→ Exercise goal: Note how many lines include the word "Create", and give that number by itself.

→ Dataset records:
■ ■ ■
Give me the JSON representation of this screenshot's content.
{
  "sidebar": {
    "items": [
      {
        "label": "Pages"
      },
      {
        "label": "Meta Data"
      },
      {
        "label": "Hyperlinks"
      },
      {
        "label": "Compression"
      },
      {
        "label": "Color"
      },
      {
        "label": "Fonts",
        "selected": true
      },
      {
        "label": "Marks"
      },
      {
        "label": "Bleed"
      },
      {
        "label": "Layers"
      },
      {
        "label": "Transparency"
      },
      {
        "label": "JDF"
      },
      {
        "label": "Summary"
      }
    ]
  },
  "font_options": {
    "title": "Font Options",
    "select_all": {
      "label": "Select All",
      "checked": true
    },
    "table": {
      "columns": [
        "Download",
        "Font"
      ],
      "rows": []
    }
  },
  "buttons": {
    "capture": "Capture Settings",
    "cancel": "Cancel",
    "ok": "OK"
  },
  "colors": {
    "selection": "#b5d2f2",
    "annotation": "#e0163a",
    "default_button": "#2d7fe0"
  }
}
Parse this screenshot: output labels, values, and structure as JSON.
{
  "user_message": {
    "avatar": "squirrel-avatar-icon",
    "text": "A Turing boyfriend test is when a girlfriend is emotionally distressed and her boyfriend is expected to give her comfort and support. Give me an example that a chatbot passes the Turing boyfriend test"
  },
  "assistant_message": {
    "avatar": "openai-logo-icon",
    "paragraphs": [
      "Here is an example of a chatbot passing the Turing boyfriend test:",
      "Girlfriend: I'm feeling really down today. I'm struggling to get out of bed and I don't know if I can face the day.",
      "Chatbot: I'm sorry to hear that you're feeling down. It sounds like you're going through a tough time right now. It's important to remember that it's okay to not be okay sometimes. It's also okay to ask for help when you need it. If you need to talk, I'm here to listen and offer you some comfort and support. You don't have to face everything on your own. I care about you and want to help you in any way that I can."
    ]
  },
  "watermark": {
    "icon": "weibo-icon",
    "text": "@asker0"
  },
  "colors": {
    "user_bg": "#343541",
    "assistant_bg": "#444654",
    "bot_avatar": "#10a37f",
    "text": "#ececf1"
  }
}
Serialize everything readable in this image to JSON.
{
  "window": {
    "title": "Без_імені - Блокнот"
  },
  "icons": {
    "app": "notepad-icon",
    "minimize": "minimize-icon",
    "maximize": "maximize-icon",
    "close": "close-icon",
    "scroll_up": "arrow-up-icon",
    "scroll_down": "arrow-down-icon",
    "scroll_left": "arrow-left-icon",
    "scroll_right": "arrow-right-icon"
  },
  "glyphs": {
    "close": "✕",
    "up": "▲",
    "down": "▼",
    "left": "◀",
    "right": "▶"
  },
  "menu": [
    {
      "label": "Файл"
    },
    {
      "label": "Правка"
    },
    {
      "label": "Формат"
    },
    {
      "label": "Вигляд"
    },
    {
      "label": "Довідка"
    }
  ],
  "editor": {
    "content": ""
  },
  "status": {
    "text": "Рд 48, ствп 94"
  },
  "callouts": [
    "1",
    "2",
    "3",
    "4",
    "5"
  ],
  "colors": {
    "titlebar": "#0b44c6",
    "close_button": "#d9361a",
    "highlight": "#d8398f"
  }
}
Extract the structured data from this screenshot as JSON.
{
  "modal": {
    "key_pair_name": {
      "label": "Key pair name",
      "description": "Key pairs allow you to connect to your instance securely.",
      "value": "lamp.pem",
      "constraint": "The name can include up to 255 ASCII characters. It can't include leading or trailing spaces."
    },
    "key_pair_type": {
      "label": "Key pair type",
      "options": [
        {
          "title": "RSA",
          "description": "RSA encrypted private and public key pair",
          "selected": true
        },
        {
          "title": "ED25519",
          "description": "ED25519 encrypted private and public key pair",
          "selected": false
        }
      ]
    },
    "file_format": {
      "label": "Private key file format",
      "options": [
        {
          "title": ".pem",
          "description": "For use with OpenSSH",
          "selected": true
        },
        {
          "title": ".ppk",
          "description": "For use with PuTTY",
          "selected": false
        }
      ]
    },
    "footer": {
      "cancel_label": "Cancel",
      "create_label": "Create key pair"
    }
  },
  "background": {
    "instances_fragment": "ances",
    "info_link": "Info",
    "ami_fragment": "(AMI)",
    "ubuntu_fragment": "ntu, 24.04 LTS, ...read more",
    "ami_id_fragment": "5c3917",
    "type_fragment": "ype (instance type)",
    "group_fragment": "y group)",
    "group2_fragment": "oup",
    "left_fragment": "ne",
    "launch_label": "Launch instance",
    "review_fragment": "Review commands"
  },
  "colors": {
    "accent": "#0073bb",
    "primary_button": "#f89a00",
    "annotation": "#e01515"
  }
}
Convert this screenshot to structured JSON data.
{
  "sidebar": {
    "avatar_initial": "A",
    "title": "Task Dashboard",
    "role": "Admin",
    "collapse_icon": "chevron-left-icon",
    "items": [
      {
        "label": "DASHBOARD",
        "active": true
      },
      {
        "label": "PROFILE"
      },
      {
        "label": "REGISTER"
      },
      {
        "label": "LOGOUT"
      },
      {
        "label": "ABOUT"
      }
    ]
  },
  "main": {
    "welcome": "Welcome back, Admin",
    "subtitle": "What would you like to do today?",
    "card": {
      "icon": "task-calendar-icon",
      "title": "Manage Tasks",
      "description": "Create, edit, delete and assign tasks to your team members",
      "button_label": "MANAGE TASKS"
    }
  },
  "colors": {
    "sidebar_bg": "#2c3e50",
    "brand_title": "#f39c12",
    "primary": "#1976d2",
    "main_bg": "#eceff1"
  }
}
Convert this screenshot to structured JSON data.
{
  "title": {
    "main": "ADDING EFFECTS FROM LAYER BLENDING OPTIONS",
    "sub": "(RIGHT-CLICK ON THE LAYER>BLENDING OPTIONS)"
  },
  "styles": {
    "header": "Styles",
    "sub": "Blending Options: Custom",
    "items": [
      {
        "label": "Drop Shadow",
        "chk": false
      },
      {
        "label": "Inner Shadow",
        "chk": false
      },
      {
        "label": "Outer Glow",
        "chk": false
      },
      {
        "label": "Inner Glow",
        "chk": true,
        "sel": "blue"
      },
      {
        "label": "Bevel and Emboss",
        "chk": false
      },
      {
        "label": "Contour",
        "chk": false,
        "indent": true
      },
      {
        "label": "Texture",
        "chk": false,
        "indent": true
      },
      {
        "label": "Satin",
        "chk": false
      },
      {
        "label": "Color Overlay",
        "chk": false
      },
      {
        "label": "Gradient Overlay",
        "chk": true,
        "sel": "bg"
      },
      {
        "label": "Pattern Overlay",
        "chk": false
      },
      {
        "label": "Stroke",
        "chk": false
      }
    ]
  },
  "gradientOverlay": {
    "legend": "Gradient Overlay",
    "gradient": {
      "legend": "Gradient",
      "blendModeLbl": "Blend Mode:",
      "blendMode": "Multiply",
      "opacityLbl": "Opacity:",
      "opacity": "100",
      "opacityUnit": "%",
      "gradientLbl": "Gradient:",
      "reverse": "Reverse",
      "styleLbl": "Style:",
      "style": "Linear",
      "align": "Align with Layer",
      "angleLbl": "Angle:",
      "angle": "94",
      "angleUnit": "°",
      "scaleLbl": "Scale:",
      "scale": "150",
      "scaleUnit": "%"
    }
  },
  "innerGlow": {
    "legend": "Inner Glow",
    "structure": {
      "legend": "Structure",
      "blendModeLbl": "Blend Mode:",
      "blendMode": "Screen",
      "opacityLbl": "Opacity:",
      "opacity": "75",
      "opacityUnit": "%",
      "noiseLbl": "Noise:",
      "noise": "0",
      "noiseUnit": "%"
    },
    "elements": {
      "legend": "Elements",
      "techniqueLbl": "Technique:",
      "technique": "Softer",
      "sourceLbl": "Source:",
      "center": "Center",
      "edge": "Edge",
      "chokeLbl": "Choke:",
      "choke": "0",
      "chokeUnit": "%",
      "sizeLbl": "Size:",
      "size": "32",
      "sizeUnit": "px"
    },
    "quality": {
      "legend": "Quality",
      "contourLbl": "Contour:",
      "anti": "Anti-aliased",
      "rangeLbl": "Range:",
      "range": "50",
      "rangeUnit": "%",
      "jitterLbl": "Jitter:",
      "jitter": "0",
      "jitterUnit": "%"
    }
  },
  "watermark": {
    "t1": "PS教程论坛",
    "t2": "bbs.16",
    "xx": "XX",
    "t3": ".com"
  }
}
■ ■ ■
→ Task output: 2